:: WHAT YOU WILL DO ::
The entries below should be transcribed in their entirety, exactly as written.

:: GIVEN RECORDS ::
* start *

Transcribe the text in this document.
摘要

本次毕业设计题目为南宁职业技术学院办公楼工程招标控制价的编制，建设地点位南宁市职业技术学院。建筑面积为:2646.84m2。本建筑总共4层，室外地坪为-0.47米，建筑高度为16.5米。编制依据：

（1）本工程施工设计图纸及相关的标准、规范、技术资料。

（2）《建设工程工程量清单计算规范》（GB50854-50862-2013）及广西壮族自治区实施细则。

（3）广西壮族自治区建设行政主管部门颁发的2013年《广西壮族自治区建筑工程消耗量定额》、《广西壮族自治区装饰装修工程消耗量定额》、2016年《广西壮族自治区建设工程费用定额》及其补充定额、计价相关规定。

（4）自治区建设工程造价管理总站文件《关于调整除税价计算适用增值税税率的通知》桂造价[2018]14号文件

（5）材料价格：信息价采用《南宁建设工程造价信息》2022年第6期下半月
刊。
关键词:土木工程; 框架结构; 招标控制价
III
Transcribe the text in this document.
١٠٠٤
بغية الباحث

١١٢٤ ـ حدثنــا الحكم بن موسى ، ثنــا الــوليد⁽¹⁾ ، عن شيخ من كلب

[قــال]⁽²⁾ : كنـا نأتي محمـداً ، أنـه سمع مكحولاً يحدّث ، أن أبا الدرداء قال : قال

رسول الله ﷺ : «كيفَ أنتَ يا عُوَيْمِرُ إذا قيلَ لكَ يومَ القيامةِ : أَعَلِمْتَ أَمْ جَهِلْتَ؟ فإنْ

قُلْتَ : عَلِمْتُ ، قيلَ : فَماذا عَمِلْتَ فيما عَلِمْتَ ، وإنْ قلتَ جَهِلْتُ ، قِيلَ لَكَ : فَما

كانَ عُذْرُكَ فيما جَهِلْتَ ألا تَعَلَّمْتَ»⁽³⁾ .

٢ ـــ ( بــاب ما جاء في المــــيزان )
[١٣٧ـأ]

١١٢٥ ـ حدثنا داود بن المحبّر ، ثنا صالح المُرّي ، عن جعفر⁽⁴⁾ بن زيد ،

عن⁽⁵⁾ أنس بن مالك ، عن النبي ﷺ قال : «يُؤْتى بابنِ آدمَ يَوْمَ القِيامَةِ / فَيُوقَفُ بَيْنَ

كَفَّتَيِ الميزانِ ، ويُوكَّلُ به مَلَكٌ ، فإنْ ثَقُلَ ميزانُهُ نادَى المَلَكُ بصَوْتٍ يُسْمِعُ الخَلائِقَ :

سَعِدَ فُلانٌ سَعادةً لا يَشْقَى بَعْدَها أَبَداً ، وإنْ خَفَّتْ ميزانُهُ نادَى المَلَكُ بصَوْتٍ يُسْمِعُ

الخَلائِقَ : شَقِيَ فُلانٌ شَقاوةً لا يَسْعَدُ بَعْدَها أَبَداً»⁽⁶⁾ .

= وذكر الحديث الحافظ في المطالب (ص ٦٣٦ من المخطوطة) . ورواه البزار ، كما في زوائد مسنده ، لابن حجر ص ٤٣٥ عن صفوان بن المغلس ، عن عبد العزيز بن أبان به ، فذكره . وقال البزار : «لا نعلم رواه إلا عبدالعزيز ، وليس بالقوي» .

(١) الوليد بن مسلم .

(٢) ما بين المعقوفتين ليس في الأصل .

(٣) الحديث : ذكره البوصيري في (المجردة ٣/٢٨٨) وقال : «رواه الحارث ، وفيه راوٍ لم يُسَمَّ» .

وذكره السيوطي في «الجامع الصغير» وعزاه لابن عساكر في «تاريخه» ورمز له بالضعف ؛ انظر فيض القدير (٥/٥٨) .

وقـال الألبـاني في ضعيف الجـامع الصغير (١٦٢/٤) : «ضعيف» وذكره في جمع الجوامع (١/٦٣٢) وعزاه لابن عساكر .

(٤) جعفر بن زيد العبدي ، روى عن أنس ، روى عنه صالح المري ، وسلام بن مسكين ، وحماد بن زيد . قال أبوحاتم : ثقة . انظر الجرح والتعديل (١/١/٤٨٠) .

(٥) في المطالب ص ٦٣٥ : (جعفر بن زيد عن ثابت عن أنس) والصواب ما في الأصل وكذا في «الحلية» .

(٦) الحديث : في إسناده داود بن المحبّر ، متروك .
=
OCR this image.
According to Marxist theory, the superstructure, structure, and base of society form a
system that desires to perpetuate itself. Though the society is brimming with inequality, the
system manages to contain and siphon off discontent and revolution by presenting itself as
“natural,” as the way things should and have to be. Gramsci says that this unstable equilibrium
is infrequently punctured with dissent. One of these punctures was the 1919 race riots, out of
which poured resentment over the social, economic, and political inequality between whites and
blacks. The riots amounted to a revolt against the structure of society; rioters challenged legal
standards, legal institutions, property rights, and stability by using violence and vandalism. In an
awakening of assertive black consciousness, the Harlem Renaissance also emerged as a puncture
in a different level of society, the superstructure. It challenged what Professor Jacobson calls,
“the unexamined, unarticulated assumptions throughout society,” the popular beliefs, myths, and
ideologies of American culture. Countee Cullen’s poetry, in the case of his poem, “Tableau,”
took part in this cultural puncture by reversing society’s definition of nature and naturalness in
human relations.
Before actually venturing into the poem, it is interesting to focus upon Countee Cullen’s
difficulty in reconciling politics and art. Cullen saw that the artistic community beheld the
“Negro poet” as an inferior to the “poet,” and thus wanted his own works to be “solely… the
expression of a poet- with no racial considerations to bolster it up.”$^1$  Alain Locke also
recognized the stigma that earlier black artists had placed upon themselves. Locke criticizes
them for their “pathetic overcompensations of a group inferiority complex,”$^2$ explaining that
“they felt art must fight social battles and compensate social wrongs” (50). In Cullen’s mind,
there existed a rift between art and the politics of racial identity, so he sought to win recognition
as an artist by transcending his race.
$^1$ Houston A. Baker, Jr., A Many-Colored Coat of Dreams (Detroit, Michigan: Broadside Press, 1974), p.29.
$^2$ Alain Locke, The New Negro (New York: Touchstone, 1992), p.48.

* end *

:: EXERCISE OUTPUT ::
Transcribe the text in this document.
摘要

本次毕业设计题目为南宁职业技术学院办公楼工程招标控制价的编制，建设地点位南宁市职业技术学院。建筑面积为:2646.84m2。本建筑总共4层，室外地坪为-0.47米，建筑高度为16.5米。编制依据：

（1）本工程施工设计图纸及相关的标准、规范、技术资料。

（2）《建设工程工程量清单计算规范》（GB50854-50862-2013）及广西壮族自治区实施细则。

（3）广西壮族自治区建设行政主管部门颁发的2013年《广西壮族自治区建筑工程消耗量定额》、《广西壮族自治区装饰装修工程消耗量定额》、2016年《广西壮族自治区建设工程费用定额》及其补充定额、计价相关规定。

（4）自治区建设工程造价管理总站文件《关于调整除税价计算适用增值税税率的通知》桂造价[2018]14号文件

（5）材料价格：信息价采用《南宁建设工程造价信息》2022年第6期下半月
刊。
关键词:土木工程; 框架结构; 招标控制价
III
Transcribe the text in this document.
١٠٠٤
بغية الباحث

١١٢٤ ـ حدثنــا الحكم بن موسى ، ثنــا الــوليد⁽¹⁾ ، عن شيخ من كلب

[قــال]⁽²⁾ : كنـا نأتي محمـداً ، أنـه سمع مكحولاً يحدّث ، أن أبا الدرداء قال : قال

رسول الله ﷺ : «كيفَ أنتَ يا عُوَيْمِرُ إذا قيلَ لكَ يومَ القيامةِ : أَعَلِمْتَ أَمْ جَهِلْتَ؟ فإنْ

قُلْتَ : عَلِمْتُ ، قيلَ : فَماذا عَمِلْتَ فيما عَلِمْتَ ، وإنْ قلتَ جَهِلْتُ ، قِيلَ لَكَ : فَما

كانَ عُذْرُكَ فيما جَهِلْتَ ألا تَعَلَّمْتَ»⁽³⁾ .

٢ ـــ ( بــاب ما جاء في المــــيزان )
[١٣٧ـأ]

١١٢٥ ـ حدثنا داود بن المحبّر ، ثنا صالح المُرّي ، عن جعفر⁽⁴⁾ بن زيد ،

عن⁽⁵⁾ أنس بن مالك ، عن النبي ﷺ قال : «يُؤْتى بابنِ آدمَ يَوْمَ القِيامَةِ / فَيُوقَفُ بَيْنَ

كَفَّتَيِ الميزانِ ، ويُوكَّلُ به مَلَكٌ ، فإنْ ثَقُلَ ميزانُهُ نادَى المَلَكُ بصَوْتٍ يُسْمِعُ الخَلائِقَ :

سَعِدَ فُلانٌ سَعادةً لا يَشْقَى بَعْدَها أَبَداً ، وإنْ خَفَّتْ ميزانُهُ نادَى المَلَكُ بصَوْتٍ يُسْمِعُ

الخَلائِقَ : شَقِيَ فُلانٌ شَقاوةً لا يَسْعَدُ بَعْدَها أَبَداً»⁽⁶⁾ .

= وذكر الحديث الحافظ في المطالب (ص ٦٣٦ من المخطوطة) . ورواه البزار ، كما في زوائد مسنده ، لابن حجر ص ٤٣٥ عن صفوان بن المغلس ، عن عبد العزيز بن أبان به ، فذكره . وقال البزار : «لا نعلم رواه إلا عبدالعزيز ، وليس بالقوي» .

(١) الوليد بن مسلم .

(٢) ما بين المعقوفتين ليس في الأصل .

(٣) الحديث : ذكره البوصيري في (المجردة ٣/٢٨٨) وقال : «رواه الحارث ، وفيه راوٍ لم يُسَمَّ» .

وذكره السيوطي في «الجامع الصغير» وعزاه لابن عساكر في «تاريخه» ورمز له بالضعف ؛ انظر فيض القدير (٥/٥٨) .

وقـال الألبـاني في ضعيف الجـامع الصغير (١٦٢/٤) : «ضعيف» وذكره في جمع الجوامع (١/٦٣٢) وعزاه لابن عساكر .

(٤) جعفر بن زيد العبدي ، روى عن أنس ، روى عنه صالح المري ، وسلام بن مسكين ، وحماد بن زيد . قال أبوحاتم : ثقة . انظر الجرح والتعديل (١/١/٤٨٠) .

(٥) في المطالب ص ٦٣٥ : (جعفر بن زيد عن ثابت عن أنس) والصواب ما في الأصل وكذا في «الحلية» .

(٦) الحديث : في إسناده داود بن المحبّر ، متروك .
=
OCR this image.
According to Marxist theory, the superstructure, structure, and base of society form a
system that desires to perpetuate itself. Though the society is brimming with inequality, the
system manages to contain and siphon off discontent and revolution by presenting itself as
“natural,” as the way things should and have to be. Gramsci says that this unstable equilibrium
is infrequently punctured with dissent. One of these punctures was the 1919 race riots, out of
which poured resentment over the social, economic, and political inequality between whites and
blacks. The riots amounted to a revolt against the structure of society; rioters challenged legal
standards, legal institutions, property rights, and stability by using violence and vandalism. In an
awakening of assertive black consciousness, the Harlem Renaissance also emerged as a puncture
in a different level of society, the superstructure. It challenged what Professor Jacobson calls,
“the unexamined, unarticulated assumptions throughout society,” the popular beliefs, myths, and
ideologies of American culture. Countee Cullen’s poetry, in the case of his poem, “Tableau,”
took part in this cultural puncture by reversing society’s definition of nature and naturalness in
human relations.
Before actually venturing into the poem, it is interesting to focus upon Countee Cullen’s
difficulty in reconciling politics and art. Cullen saw that the artistic community beheld the
“Negro poet” as an inferior to the “poet,” and thus wanted his own works to be “solely… the
expression of a poet- with no racial considerations to bolster it up.”$^1$  Alain Locke also
recognized the stigma that earlier black artists had placed upon themselves. Locke criticizes
them for their “pathetic overcompensations of a group inferiority complex,”$^2$ explaining that
“they felt art must fight social battles and compensate social wrongs” (50). In Cullen’s mind,
there existed a rift between art and the politics of racial identity, so he sought to win recognition
as an artist by transcending his race.
$^1$ Houston A. Baker, Jr., A Many-Colored Coat of Dreams (Detroit, Michigan: Broadside Press, 1974), p.29.
$^2$ Alain Locke, The New Negro (New York: Touchstone, 1992), p.48.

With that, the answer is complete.